:: MATERIAL SUPPLIED ::

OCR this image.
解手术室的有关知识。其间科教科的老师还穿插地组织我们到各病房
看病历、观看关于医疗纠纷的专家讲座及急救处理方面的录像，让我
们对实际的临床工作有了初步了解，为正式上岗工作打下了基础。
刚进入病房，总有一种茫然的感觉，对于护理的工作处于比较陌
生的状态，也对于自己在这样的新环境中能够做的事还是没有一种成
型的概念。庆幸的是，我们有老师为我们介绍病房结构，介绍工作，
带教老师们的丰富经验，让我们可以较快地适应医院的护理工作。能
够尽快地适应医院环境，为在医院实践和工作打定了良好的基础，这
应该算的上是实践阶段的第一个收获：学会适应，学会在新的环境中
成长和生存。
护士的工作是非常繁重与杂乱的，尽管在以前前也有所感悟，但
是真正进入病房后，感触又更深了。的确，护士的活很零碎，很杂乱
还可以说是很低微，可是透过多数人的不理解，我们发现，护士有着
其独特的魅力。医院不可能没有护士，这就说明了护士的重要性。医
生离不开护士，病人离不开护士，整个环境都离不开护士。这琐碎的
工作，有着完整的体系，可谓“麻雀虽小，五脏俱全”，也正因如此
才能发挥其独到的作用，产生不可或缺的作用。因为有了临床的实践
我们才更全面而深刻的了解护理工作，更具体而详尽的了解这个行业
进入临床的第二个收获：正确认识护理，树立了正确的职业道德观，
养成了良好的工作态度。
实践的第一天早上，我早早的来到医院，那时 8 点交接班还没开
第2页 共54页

:::

**GIVEN INSTRUCTION:** Reproduce the records in full, exactly as written.

**RESPONSE TO THE EXERCISE:**
OCR this image.
解手术室的有关知识。其间科教科的老师还穿插地组织我们到各病房
看病历、观看关于医疗纠纷的专家讲座及急救处理方面的录像，让我
们对实际的临床工作有了初步了解，为正式上岗工作打下了基础。
刚进入病房，总有一种茫然的感觉，对于护理的工作处于比较陌
生的状态，也对于自己在这样的新环境中能够做的事还是没有一种成
型的概念。庆幸的是，我们有老师为我们介绍病房结构，介绍工作，
带教老师们的丰富经验，让我们可以较快地适应医院的护理工作。能
够尽快地适应医院环境，为在医院实践和工作打定了良好的基础，这
应该算的上是实践阶段的第一个收获：学会适应，学会在新的环境中
成长和生存。
护士的工作是非常繁重与杂乱的，尽管在以前前也有所感悟，但
是真正进入病房后，感触又更深了。的确，护士的活很零碎，很杂乱
还可以说是很低微，可是透过多数人的不理解，我们发现，护士有着
其独特的魅力。医院不可能没有护士，这就说明了护士的重要性。医
生离不开护士，病人离不开护士，整个环境都离不开护士。这琐碎的
工作，有着完整的体系，可谓“麻雀虽小，五脏俱全”，也正因如此
才能发挥其独到的作用，产生不可或缺的作用。因为有了临床的实践
我们才更全面而深刻的了解护理工作，更具体而详尽的了解这个行业
进入临床的第二个收获：正确认识护理，树立了正确的职业道德观，
养成了良好的工作态度。
实践的第一天早上，我早早的来到医院，那时 8 点交接班还没开
第2页 共54页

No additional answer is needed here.